### [Problem to work on]
Print all the data, keeping every line exactly as it is.

### [Items]
========================
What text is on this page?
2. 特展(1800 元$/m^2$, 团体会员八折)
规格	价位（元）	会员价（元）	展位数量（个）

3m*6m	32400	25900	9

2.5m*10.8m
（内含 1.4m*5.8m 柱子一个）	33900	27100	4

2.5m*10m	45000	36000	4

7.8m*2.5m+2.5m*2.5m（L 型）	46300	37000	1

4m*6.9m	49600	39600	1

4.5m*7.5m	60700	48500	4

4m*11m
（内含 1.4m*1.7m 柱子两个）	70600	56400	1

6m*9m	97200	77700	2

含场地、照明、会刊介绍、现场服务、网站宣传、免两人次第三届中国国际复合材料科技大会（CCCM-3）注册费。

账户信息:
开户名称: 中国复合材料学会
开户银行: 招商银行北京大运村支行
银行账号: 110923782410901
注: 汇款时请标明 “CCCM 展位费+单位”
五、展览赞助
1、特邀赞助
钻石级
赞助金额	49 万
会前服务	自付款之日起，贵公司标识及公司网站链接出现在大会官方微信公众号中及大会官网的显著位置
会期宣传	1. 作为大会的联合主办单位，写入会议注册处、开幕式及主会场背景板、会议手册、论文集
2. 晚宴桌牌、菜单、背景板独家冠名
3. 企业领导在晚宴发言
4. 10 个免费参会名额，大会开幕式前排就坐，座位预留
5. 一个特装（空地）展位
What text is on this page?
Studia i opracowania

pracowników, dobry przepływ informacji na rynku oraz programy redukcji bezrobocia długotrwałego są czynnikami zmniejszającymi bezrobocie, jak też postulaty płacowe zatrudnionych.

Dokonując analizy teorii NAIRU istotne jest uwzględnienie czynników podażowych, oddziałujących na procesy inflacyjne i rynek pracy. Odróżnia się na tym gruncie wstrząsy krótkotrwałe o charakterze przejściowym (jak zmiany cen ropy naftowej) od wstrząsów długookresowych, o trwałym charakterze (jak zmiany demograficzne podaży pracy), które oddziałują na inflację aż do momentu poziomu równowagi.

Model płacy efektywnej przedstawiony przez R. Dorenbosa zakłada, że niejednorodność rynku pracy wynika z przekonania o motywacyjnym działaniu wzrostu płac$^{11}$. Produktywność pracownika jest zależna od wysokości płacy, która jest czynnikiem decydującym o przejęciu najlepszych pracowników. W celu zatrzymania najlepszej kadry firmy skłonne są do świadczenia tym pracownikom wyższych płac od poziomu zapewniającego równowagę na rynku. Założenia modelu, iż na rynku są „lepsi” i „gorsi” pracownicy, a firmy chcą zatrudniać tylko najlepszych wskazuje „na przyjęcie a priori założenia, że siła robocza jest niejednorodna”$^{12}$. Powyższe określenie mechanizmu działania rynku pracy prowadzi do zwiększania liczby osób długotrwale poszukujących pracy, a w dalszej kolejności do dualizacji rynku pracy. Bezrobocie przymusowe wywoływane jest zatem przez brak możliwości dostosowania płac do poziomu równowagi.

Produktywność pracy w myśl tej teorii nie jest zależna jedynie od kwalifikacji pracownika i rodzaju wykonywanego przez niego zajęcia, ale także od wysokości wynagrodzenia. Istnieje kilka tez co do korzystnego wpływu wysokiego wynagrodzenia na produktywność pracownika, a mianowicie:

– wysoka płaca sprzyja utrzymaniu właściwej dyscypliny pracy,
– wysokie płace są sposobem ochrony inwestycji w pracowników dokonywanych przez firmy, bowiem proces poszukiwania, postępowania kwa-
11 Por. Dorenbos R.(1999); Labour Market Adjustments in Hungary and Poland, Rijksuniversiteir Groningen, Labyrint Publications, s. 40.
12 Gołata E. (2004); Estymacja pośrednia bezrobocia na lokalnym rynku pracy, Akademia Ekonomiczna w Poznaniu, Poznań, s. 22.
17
========================
### [The answer]
What text is on this page?
2. 特展(1800 元$/m^2$, 团体会员八折)
规格	价位（元）	会员价（元）	展位数量（个）

3m*6m	32400	25900	9

2.5m*10.8m
（内含 1.4m*5.8m 柱子一个）	33900	27100	4

2.5m*10m	45000	36000	4

7.8m*2.5m+2.5m*2.5m（L 型）	46300	37000	1

4m*6.9m	49600	39600	1

4.5m*7.5m	60700	48500	4

4m*11m
（内含 1.4m*1.7m 柱子两个）	70600	56400	1

6m*9m	97200	77700	2

含场地、照明、会刊介绍、现场服务、网站宣传、免两人次第三届中国国际复合材料科技大会（CCCM-3）注册费。

账户信息:
开户名称: 中国复合材料学会
开户银行: 招商银行北京大运村支行
银行账号: 110923782410901
注: 汇款时请标明 “CCCM 展位费+单位”
五、展览赞助
1、特邀赞助
钻石级
赞助金额	49 万
会前服务	自付款之日起，贵公司标识及公司网站链接出现在大会官方微信公众号中及大会官网的显著位置
会期宣传	1. 作为大会的联合主办单位，写入会议注册处、开幕式及主会场背景板、会议手册、论文集
2. 晚宴桌牌、菜单、背景板独家冠名
3. 企业领导在晚宴发言
4. 10 个免费参会名额，大会开幕式前排就坐，座位预留
5. 一个特装（空地）展位
What text is on this page?
Studia i opracowania

pracowników, dobry przepływ informacji na rynku oraz programy redukcji bezrobocia długotrwałego są czynnikami zmniejszającymi bezrobocie, jak też postulaty płacowe zatrudnionych.

Dokonując analizy teorii NAIRU istotne jest uwzględnienie czynników podażowych, oddziałujących na procesy inflacyjne i rynek pracy. Odróżnia się na tym gruncie wstrząsy krótkotrwałe o charakterze przejściowym (jak zmiany cen ropy naftowej) od wstrząsów długookresowych, o trwałym charakterze (jak zmiany demograficzne podaży pracy), które oddziałują na inflację aż do momentu poziomu równowagi.

Model płacy efektywnej przedstawiony przez R. Dorenbosa zakłada, że niejednorodność rynku pracy wynika z przekonania o motywacyjnym działaniu wzrostu płac$^{11}$. Produktywność pracownika jest zależna od wysokości płacy, która jest czynnikiem decydującym o przejęciu najlepszych pracowników. W celu zatrzymania najlepszej kadry firmy skłonne są do świadczenia tym pracownikom wyższych płac od poziomu zapewniającego równowagę na rynku. Założenia modelu, iż na rynku są „lepsi” i „gorsi” pracownicy, a firmy chcą zatrudniać tylko najlepszych wskazuje „na przyjęcie a priori założenia, że siła robocza jest niejednorodna”$^{12}$. Powyższe określenie mechanizmu działania rynku pracy prowadzi do zwiększania liczby osób długotrwale poszukujących pracy, a w dalszej kolejności do dualizacji rynku pracy. Bezrobocie przymusowe wywoływane jest zatem przez brak możliwości dostosowania płac do poziomu równowagi.

Produktywność pracy w myśl tej teorii nie jest zależna jedynie od kwalifikacji pracownika i rodzaju wykonywanego przez niego zajęcia, ale także od wysokości wynagrodzenia. Istnieje kilka tez co do korzystnego wpływu wysokiego wynagrodzenia na produktywność pracownika, a mianowicie:

– wysoka płaca sprzyja utrzymaniu właściwej dyscypliny pracy,
– wysokie płace są sposobem ochrony inwestycji w pracowników dokonywanych przez firmy, bowiem proces poszukiwania, postępowania kwa-
11 Por. Dorenbos R.(1999); Labour Market Adjustments in Hungary and Poland, Rijksuniversiteir Groningen, Labyrint Publications, s. 40.
12 Gołata E. (2004); Estymacja pośrednia bezrobocia na lokalnym rynku pracy, Akademia Ekonomiczna w Poznaniu, Poznań, s. 22.
17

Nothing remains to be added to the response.